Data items
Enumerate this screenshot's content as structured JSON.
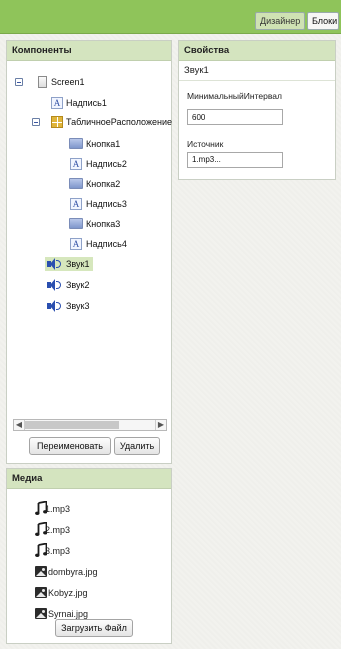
{
  "toolbar": {
    "designer_label": "Дизайнер",
    "blocks_label": "Блоки"
  },
  "components": {
    "title": "Компоненты",
    "tree": [
      {
        "label": "Screen1",
        "icon": "screen-icon"
      },
      {
        "label": "Надпись1",
        "icon": "label-icon"
      },
      {
        "label": "ТабличноеРасположение",
        "icon": "table-arrangement-icon"
      },
      {
        "label": "Кнопка1",
        "icon": "button-icon"
      },
      {
        "label": "Надпись2",
        "icon": "label-icon"
      },
      {
        "label": "Кнопка2",
        "icon": "button-icon"
      },
      {
        "label": "Надпись3",
        "icon": "label-icon"
      },
      {
        "label": "Кнопка3",
        "icon": "button-icon"
      },
      {
        "label": "Надпись4",
        "icon": "label-icon"
      },
      {
        "label": "Звук1",
        "icon": "sound-icon",
        "selected": true
      },
      {
        "label": "Звук2",
        "icon": "sound-icon"
      },
      {
        "label": "Звук3",
        "icon": "sound-icon"
      }
    ],
    "rename_label": "Переименовать",
    "delete_label": "Удалить"
  },
  "properties": {
    "title": "Свойства",
    "component": "Звук1",
    "min_interval_label": "МинимальныйИнтервал",
    "min_interval_value": "600",
    "source_label": "Источник",
    "source_value": "1.mp3..."
  },
  "media": {
    "title": "Медиа",
    "files": [
      {
        "name": "1.mp3",
        "icon": "music-note-icon"
      },
      {
        "name": "2.mp3",
        "icon": "music-note-icon"
      },
      {
        "name": "3.mp3",
        "icon": "music-note-icon"
      },
      {
        "name": "dombyra.jpg",
        "icon": "image-icon"
      },
      {
        "name": "Kobyz.jpg",
        "icon": "image-icon"
      },
      {
        "name": "Syrnai.jpg",
        "icon": "image-icon"
      }
    ],
    "upload_label": "Загрузить Файл"
  },
  "colors": {
    "toolbar_green": "#8fc45a",
    "panel_header": "#d4e4bf",
    "selection": "#d6e7bd",
    "icon_blue": "#2a4fb0"
  }
}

▸ WHAT IS NEEDED
Without including any picture, repeat the data exactly.

▸ THE SOLUTION
Enumerate this screenshot's content as structured JSON.
{
  "toolbar": {
    "designer_label": "Дизайнер",
    "blocks_label": "Блоки"
  },
  "components": {
    "title": "Компоненты",
    "tree": [
      {
        "label": "Screen1",
        "icon": "screen-icon"
      },
      {
        "label": "Надпись1",
        "icon": "label-icon"
      },
      {
        "label": "ТабличноеРасположение",
        "icon": "table-arrangement-icon"
      },
      {
        "label": "Кнопка1",
        "icon": "button-icon"
      },
      {
        "label": "Надпись2",
        "icon": "label-icon"
      },
      {
        "label": "Кнопка2",
        "icon": "button-icon"
      },
      {
        "label": "Надпись3",
        "icon": "label-icon"
      },
      {
        "label": "Кнопка3",
        "icon": "button-icon"
      },
      {
        "label": "Надпись4",
        "icon": "label-icon"
      },
      {
        "label": "Звук1",
        "icon": "sound-icon",
        "selected": true
      },
      {
        "label": "Звук2",
        "icon": "sound-icon"
      },
      {
        "label": "Звук3",
        "icon": "sound-icon"
      }
    ],
    "rename_label": "Переименовать",
    "delete_label": "Удалить"
  },
  "properties": {
    "title": "Свойства",
    "component": "Звук1",
    "min_interval_label": "МинимальныйИнтервал",
    "min_interval_value": "600",
    "source_label": "Источник",
    "source_value": "1.mp3..."
  },
  "media": {
    "title": "Медиа",
    "files": [
      {
        "name": "1.mp3",
        "icon": "music-note-icon"
      },
      {
        "name": "2.mp3",
        "icon": "music-note-icon"
      },
      {
        "name": "3.mp3",
        "icon": "music-note-icon"
      },
      {
        "name": "dombyra.jpg",
        "icon": "image-icon"
      },
      {
        "name": "Kobyz.jpg",
        "icon": "image-icon"
      },
      {
        "name": "Syrnai.jpg",
        "icon": "image-icon"
      }
    ],
    "upload_label": "Загрузить Файл"
  },
  "colors": {
    "toolbar_green": "#8fc45a",
    "panel_header": "#d4e4bf",
    "selection": "#d6e7bd",
    "icon_blue": "#2a4fb0"
  }
}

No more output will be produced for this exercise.